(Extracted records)
***
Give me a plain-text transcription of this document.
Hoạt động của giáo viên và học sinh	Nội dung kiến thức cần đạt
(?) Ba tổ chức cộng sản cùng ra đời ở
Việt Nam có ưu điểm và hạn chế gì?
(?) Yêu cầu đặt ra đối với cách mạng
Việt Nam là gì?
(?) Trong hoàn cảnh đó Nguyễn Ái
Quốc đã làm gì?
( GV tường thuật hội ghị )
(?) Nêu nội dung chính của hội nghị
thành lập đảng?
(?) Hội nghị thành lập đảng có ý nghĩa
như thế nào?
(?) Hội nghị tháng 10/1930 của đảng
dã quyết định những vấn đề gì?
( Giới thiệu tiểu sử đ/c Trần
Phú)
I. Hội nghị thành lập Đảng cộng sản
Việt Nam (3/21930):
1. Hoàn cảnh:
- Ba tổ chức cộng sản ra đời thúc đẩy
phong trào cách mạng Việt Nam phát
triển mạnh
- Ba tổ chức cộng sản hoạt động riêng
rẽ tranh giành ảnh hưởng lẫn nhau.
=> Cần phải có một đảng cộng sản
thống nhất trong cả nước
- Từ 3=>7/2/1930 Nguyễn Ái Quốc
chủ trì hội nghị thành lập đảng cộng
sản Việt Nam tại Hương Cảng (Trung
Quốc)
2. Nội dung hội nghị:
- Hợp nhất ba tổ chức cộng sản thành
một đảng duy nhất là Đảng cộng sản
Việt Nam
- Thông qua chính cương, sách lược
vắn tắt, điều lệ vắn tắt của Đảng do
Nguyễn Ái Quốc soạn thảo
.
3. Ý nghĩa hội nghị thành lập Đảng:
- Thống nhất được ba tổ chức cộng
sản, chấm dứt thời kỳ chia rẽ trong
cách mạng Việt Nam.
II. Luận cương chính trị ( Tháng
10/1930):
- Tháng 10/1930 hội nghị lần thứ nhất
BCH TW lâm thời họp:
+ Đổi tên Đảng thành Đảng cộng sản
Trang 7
***
→ PROBLEM DESCRIPTION
Provide all the records again, word for word.

→ RESPONSE TO THE EXERCISE
Give me a plain-text transcription of this document.
Hoạt động của giáo viên và học sinh	Nội dung kiến thức cần đạt
(?) Ba tổ chức cộng sản cùng ra đời ở
Việt Nam có ưu điểm và hạn chế gì?
(?) Yêu cầu đặt ra đối với cách mạng
Việt Nam là gì?
(?) Trong hoàn cảnh đó Nguyễn Ái
Quốc đã làm gì?
( GV tường thuật hội ghị )
(?) Nêu nội dung chính của hội nghị
thành lập đảng?
(?) Hội nghị thành lập đảng có ý nghĩa
như thế nào?
(?) Hội nghị tháng 10/1930 của đảng
dã quyết định những vấn đề gì?
( Giới thiệu tiểu sử đ/c Trần
Phú)
I. Hội nghị thành lập Đảng cộng sản
Việt Nam (3/21930):
1. Hoàn cảnh:
- Ba tổ chức cộng sản ra đời thúc đẩy
phong trào cách mạng Việt Nam phát
triển mạnh
- Ba tổ chức cộng sản hoạt động riêng
rẽ tranh giành ảnh hưởng lẫn nhau.
=> Cần phải có một đảng cộng sản
thống nhất trong cả nước
- Từ 3=>7/2/1930 Nguyễn Ái Quốc
chủ trì hội nghị thành lập đảng cộng
sản Việt Nam tại Hương Cảng (Trung
Quốc)
2. Nội dung hội nghị:
- Hợp nhất ba tổ chức cộng sản thành
một đảng duy nhất là Đảng cộng sản
Việt Nam
- Thông qua chính cương, sách lược
vắn tắt, điều lệ vắn tắt của Đảng do
Nguyễn Ái Quốc soạn thảo
.
3. Ý nghĩa hội nghị thành lập Đảng:
- Thống nhất được ba tổ chức cộng
sản, chấm dứt thời kỳ chia rẽ trong
cách mạng Việt Nam.
II. Luận cương chính trị ( Tháng
10/1930):
- Tháng 10/1930 hội nghị lần thứ nhất
BCH TW lâm thời họp:
+ Đổi tên Đảng thành Đảng cộng sản
Trang 7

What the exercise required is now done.